» **What you should do**
Identify the lines that contain the string "omnino" and copy all of them.

Collected data entries:
════════════════════

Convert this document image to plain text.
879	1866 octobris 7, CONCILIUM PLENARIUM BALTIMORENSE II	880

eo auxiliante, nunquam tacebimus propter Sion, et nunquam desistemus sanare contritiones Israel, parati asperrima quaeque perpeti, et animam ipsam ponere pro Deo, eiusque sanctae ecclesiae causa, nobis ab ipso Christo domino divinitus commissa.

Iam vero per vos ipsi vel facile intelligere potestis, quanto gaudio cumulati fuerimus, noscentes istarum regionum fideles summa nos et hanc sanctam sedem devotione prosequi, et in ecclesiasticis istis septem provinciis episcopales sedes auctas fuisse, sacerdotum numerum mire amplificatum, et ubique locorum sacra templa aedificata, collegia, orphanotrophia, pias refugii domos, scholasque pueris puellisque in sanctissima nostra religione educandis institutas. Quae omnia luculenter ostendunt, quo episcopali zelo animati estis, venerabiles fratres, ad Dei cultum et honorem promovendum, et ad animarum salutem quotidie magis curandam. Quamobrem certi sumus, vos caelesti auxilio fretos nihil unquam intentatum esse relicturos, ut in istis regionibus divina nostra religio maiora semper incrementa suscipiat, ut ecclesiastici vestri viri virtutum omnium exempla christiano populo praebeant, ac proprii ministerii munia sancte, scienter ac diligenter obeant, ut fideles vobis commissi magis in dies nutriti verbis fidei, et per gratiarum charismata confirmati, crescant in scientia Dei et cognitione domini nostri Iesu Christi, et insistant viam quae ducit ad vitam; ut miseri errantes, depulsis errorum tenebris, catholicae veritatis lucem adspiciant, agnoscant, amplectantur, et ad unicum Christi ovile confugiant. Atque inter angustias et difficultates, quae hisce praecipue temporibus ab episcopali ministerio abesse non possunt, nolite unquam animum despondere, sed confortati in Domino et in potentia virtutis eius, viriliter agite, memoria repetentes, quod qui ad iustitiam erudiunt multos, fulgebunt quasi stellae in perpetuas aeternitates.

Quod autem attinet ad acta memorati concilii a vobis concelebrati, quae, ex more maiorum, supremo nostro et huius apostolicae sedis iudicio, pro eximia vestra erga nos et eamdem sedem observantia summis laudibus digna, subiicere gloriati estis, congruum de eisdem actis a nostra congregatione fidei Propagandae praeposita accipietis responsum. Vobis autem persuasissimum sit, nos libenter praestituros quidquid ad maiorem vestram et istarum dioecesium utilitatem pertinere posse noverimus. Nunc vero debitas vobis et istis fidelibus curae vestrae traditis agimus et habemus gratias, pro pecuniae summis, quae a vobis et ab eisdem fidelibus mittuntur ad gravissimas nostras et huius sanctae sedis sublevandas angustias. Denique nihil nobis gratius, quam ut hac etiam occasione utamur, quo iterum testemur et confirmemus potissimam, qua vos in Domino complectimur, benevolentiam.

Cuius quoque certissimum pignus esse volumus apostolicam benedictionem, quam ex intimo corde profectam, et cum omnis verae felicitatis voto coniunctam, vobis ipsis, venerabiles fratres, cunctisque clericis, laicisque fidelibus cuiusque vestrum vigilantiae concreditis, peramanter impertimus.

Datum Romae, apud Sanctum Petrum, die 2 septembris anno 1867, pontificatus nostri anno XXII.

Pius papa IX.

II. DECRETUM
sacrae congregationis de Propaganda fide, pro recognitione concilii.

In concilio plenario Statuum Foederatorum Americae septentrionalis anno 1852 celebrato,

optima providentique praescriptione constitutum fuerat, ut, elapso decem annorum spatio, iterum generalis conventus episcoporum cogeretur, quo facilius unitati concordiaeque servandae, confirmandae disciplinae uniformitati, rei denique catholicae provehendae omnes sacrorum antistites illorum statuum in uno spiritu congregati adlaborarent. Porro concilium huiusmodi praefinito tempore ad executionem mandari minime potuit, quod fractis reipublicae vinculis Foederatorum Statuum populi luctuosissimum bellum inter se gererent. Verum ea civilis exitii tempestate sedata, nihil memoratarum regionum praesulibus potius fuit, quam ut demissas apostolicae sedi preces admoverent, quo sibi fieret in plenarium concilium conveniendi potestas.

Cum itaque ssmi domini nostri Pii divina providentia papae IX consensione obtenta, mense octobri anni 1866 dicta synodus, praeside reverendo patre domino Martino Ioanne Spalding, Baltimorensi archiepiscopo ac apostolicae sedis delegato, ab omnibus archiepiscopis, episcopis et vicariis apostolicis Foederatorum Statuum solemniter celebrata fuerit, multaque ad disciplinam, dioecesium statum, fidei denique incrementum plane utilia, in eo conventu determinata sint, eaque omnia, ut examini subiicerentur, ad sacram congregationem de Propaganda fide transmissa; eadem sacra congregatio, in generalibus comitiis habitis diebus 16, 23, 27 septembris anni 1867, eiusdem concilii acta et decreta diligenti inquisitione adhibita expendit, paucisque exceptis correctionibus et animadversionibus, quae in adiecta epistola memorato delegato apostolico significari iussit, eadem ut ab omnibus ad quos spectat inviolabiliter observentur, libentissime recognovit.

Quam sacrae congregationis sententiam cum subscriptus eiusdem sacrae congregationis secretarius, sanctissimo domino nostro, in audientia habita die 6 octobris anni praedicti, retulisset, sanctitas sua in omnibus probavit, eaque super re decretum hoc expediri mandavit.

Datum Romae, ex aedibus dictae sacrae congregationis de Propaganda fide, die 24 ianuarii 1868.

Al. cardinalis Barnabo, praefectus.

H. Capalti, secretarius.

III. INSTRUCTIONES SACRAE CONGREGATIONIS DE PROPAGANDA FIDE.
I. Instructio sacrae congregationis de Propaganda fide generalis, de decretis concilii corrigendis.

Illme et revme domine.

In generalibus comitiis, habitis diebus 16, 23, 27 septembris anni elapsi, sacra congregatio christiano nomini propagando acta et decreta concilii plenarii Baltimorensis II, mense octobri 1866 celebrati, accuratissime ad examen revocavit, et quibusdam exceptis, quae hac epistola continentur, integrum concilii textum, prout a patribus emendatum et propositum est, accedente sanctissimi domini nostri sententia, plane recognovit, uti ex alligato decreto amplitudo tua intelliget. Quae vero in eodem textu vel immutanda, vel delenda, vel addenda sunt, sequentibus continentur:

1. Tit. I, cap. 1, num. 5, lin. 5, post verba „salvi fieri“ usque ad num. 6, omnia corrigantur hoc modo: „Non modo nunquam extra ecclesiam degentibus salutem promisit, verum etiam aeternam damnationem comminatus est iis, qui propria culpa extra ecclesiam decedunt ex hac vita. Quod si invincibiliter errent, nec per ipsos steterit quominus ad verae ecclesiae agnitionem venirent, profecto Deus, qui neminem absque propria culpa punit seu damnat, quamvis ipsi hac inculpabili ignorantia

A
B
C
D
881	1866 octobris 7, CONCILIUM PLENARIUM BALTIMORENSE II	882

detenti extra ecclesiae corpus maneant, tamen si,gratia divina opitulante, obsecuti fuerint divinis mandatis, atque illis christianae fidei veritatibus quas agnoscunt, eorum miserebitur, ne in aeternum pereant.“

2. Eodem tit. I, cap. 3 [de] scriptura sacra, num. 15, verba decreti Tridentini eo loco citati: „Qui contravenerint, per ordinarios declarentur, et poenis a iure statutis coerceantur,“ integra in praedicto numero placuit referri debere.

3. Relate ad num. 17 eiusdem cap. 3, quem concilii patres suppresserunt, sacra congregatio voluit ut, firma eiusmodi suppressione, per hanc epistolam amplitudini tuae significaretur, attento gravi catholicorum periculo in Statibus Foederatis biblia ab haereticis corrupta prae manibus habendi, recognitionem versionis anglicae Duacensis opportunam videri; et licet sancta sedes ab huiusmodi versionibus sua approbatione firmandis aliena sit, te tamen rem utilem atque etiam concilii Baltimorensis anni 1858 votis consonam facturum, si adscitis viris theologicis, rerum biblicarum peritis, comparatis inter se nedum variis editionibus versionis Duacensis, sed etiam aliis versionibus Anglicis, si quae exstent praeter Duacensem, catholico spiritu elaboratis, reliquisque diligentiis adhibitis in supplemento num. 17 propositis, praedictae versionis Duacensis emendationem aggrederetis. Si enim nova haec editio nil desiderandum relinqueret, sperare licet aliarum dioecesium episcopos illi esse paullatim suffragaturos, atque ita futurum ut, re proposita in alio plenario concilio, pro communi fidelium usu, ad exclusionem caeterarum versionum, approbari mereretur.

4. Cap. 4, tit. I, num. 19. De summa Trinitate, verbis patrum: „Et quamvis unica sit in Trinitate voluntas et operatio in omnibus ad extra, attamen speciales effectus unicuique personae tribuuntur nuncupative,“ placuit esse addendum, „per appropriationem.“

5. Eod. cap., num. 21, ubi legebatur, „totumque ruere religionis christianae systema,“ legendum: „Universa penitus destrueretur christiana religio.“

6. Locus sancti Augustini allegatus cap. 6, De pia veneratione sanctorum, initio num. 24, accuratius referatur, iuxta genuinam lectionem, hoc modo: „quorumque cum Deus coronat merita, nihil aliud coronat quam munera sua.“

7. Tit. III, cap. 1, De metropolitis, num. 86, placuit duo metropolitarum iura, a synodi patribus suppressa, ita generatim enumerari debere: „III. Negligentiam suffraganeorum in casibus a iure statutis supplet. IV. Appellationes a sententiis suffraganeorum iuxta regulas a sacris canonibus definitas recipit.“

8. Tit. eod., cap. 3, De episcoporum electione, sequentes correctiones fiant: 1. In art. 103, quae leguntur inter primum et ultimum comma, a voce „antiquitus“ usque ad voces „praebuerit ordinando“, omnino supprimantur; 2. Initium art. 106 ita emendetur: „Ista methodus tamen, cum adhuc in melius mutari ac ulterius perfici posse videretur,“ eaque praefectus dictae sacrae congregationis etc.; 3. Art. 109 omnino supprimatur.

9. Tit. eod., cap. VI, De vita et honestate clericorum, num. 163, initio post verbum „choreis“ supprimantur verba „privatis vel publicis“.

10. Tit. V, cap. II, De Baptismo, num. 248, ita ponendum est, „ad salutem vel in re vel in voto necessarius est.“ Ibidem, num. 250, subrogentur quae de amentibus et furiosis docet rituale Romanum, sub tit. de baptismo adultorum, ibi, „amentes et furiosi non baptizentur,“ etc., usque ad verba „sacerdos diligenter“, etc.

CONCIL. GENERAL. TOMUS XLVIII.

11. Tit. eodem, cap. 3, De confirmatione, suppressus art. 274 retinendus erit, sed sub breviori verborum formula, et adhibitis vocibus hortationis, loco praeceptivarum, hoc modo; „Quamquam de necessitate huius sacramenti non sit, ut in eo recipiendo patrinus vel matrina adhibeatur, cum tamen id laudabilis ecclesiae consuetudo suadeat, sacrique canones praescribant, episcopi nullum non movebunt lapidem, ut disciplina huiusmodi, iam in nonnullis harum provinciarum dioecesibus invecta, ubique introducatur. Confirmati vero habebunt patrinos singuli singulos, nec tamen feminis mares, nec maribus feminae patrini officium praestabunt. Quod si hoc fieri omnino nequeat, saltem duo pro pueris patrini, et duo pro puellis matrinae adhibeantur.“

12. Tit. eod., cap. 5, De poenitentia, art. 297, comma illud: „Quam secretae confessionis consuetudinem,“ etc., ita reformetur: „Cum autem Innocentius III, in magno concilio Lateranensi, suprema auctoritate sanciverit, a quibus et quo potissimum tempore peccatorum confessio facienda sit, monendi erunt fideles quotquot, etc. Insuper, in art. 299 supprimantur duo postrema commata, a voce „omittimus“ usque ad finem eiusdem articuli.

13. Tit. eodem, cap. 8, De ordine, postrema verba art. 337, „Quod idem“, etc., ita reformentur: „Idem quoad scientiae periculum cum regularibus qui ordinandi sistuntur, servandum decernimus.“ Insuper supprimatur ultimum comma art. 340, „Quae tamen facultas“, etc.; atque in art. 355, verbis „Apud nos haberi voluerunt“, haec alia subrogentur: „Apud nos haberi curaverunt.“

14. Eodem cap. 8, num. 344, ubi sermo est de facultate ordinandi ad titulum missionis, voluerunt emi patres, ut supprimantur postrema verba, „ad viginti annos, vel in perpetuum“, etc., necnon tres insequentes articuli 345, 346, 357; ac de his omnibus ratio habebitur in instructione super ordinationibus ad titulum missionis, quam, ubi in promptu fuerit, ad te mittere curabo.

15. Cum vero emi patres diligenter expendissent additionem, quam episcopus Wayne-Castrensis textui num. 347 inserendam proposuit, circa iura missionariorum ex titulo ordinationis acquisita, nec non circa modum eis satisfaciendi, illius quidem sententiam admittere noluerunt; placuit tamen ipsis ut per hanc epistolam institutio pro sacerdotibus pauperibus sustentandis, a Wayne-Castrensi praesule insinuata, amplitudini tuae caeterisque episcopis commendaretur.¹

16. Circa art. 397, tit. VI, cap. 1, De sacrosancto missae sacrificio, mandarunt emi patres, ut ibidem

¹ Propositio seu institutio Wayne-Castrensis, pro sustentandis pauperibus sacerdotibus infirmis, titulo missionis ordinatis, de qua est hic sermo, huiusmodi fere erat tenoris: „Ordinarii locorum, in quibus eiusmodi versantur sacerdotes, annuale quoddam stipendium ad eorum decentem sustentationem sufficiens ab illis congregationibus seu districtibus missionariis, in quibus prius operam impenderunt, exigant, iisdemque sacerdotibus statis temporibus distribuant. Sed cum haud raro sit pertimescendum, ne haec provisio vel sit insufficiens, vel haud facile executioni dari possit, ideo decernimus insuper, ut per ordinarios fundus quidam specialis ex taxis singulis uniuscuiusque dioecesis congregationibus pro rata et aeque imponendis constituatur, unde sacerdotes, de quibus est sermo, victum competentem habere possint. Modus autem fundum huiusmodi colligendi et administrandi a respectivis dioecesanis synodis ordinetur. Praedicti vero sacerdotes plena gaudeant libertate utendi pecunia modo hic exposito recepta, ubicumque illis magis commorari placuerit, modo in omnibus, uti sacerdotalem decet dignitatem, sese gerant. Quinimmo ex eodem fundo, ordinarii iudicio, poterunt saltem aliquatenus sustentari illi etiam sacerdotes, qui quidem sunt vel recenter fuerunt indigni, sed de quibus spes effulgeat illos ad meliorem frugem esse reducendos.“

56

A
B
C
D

════════════════════

» **Exercise solution**
8. Tit. eod., cap. 3, De episcoporum electione, sequentes correctiones fiant: 1. In art. 103, quae leguntur inter primum et ultimum comma, a voce „antiquitus“ usque ad voces „praebuerit ordinando“, omnino supprimantur; 2. Initium art. 106 ita emendetur: „Ista methodus tamen, cum adhuc in melius mutari ac ulterius perfici posse videretur,“ eaque praefectus dictae sacrae congregationis etc.; 3. Art. 109 omnino supprimatur.
11. Tit. eodem, cap. 3, De confirmatione, suppressus art. 274 retinendus erit, sed sub breviori verborum formula, et adhibitis vocibus hortationis, loco praeceptivarum, hoc modo; „Quamquam de necessitate huius sacramenti non sit, ut in eo recipiendo patrinus vel matrina adhibeatur, cum tamen id laudabilis ecclesiae consuetudo suadeat, sacrique canones praescribant, episcopi nullum non movebunt lapidem, ut disciplina huiusmodi, iam in nonnullis harum provinciarum dioecesibus invecta, ubique introducatur. Confirmati vero habebunt patrinos singuli singulos, nec tamen feminis mares, nec maribus feminae patrini officium praestabunt. Quod si hoc fieri omnino nequeat, saltem duo pro pueris patrini, et duo pro puellis matrinae adhibeantur.“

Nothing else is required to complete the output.